> [Do this] From the entries below, gather every line containing the string "тратить".

> [Material for this task]
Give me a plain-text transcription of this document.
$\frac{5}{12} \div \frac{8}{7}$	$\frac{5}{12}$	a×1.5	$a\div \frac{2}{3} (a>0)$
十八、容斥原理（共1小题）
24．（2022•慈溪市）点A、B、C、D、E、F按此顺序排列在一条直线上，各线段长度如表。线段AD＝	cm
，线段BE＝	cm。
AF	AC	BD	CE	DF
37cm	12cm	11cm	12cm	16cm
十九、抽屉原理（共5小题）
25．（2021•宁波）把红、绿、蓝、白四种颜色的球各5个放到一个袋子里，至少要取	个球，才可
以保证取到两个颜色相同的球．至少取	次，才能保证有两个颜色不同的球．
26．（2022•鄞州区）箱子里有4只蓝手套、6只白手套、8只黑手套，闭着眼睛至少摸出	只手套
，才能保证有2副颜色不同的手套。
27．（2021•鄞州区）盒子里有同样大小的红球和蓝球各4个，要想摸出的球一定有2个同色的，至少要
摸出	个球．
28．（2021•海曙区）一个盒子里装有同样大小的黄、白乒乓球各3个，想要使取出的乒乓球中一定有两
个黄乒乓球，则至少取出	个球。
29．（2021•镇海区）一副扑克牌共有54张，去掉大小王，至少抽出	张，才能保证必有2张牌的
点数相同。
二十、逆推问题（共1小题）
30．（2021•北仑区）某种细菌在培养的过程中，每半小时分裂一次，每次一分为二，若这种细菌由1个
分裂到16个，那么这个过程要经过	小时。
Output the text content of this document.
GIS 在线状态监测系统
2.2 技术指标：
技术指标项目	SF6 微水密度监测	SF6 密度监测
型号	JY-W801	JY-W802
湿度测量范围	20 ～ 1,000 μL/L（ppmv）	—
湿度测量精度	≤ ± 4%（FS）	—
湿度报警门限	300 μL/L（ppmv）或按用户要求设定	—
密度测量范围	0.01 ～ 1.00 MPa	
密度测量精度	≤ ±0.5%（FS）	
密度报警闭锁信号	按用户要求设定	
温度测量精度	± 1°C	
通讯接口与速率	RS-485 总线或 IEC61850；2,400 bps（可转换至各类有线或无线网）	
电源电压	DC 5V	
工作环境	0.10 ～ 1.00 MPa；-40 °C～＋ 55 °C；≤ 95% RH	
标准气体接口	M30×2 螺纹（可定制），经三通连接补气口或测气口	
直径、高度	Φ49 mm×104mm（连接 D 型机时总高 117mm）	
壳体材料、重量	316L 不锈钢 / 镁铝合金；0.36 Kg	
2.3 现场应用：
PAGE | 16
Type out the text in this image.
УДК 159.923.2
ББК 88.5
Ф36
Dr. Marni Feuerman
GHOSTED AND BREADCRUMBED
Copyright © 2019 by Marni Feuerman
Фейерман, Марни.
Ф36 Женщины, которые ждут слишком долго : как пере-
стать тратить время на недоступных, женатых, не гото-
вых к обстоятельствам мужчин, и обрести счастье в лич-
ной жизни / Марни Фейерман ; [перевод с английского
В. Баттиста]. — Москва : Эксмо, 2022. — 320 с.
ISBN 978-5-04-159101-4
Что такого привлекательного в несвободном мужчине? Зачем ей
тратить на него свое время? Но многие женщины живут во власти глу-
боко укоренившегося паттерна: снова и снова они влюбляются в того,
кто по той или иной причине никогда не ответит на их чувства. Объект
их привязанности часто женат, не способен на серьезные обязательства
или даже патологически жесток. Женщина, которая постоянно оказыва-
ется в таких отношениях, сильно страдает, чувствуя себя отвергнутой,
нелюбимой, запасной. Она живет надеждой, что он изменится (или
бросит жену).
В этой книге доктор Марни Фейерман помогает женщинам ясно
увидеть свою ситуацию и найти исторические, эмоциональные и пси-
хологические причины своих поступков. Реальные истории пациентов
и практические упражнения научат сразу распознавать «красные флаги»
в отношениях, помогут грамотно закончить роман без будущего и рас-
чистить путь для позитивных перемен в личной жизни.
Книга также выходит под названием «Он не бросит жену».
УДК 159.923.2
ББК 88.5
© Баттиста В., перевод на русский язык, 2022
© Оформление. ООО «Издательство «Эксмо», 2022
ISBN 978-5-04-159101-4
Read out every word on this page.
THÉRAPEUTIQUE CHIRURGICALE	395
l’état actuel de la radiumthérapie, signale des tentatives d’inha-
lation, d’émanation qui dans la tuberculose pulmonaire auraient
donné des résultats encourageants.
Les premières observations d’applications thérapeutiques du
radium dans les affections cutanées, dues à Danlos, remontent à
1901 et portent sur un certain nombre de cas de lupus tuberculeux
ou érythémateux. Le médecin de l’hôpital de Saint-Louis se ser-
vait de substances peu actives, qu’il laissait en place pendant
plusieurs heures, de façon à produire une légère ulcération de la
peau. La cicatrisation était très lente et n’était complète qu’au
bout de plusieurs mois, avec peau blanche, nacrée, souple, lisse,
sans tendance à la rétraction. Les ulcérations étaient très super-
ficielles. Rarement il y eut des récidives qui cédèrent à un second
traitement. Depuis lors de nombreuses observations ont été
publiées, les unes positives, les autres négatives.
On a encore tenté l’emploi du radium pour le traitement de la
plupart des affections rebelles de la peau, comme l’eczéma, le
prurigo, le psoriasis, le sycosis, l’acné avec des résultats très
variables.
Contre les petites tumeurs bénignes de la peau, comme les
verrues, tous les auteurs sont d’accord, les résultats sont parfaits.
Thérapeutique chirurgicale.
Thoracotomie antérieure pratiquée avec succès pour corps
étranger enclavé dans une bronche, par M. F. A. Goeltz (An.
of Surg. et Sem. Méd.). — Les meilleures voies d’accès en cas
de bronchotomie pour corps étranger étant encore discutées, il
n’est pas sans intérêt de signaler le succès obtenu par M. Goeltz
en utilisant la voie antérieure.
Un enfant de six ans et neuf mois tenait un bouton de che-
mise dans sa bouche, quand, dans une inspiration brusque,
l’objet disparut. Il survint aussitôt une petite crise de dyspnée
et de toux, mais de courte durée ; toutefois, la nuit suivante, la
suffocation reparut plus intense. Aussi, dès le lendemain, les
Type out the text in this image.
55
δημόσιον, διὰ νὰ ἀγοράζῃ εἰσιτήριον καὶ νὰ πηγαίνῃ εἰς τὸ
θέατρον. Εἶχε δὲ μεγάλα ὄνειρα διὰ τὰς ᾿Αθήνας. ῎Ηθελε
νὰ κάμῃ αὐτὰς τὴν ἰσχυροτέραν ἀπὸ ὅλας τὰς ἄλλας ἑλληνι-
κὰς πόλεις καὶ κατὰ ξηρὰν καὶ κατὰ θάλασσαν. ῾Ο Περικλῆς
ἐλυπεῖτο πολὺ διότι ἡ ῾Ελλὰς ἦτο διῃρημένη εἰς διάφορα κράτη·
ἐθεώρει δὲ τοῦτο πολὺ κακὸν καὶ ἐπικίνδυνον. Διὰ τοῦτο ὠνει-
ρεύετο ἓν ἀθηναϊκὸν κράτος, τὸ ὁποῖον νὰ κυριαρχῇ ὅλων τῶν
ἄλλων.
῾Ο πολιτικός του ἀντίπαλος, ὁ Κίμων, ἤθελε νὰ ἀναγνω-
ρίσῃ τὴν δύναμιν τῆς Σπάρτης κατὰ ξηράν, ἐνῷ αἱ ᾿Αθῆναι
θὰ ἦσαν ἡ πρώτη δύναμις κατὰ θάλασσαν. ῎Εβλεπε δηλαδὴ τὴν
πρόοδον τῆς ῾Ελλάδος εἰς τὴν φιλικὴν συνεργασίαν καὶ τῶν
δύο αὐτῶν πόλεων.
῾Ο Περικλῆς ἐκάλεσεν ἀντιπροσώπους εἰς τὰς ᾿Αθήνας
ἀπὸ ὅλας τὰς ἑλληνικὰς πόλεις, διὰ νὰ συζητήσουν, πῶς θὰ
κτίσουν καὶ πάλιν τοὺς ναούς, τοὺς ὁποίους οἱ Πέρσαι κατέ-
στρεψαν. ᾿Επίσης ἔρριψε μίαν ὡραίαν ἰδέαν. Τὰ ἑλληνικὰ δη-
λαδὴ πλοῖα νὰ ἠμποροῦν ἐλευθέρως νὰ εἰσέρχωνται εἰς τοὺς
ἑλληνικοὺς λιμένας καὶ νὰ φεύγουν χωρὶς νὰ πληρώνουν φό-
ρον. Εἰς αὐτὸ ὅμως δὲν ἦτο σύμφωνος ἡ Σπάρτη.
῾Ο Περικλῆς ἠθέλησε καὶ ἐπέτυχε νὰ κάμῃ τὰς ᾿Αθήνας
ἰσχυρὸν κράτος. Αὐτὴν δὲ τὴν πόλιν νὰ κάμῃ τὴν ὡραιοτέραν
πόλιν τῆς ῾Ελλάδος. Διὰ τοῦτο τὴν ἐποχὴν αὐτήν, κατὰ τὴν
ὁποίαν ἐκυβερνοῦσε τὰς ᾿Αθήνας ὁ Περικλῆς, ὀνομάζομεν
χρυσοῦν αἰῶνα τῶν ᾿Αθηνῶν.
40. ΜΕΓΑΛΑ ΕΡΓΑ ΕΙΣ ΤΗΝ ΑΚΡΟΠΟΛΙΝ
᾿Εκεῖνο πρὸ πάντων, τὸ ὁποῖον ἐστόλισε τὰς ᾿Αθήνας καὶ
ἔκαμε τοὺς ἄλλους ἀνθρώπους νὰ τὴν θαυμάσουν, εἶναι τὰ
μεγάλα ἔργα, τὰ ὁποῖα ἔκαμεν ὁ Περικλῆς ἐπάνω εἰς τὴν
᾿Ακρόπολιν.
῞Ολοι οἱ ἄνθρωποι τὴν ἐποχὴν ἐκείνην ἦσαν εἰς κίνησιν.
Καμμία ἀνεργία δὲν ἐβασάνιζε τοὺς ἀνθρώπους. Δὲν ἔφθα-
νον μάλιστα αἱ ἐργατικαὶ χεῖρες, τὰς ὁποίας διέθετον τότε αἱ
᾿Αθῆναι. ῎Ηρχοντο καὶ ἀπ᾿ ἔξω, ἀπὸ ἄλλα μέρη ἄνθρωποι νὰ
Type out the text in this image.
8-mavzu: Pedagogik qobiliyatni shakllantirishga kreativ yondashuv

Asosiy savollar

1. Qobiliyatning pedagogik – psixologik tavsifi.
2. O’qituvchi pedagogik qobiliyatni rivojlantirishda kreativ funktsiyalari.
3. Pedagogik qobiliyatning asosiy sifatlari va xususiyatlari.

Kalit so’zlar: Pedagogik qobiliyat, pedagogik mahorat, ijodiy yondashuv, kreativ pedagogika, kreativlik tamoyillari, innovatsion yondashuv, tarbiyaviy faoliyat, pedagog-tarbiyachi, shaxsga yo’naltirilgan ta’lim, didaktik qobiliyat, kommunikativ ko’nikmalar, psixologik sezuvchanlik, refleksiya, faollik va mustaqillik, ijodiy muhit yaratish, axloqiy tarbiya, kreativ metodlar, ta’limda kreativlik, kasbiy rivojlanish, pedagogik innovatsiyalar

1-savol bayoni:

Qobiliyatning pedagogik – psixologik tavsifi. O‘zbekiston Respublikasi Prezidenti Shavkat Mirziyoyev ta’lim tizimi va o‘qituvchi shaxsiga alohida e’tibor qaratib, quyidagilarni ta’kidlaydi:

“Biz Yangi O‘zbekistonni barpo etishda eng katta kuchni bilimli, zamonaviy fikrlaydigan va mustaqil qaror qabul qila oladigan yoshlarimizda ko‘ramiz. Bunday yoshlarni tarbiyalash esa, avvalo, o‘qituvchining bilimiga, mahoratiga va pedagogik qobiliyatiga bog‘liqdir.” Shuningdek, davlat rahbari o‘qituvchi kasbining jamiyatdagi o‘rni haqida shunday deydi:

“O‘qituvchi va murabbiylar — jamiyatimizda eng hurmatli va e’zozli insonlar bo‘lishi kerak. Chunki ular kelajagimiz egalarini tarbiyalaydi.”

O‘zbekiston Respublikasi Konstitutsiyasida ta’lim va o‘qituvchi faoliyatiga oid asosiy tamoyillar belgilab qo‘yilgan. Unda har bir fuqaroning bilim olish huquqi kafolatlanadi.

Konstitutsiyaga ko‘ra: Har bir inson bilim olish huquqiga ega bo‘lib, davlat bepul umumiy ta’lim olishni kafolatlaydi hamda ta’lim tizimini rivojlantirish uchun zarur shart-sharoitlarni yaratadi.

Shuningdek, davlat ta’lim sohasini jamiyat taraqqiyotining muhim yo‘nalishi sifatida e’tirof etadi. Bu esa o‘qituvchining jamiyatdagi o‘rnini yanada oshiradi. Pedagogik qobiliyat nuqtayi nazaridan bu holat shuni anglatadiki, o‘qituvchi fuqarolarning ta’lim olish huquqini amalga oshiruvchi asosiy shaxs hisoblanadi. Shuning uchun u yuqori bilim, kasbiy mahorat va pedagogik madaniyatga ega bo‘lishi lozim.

> [Expected output]
стать тратить время на недоступных, женатых, не гото-
тратить на него свое время? Но многие женщины живут во власти глу-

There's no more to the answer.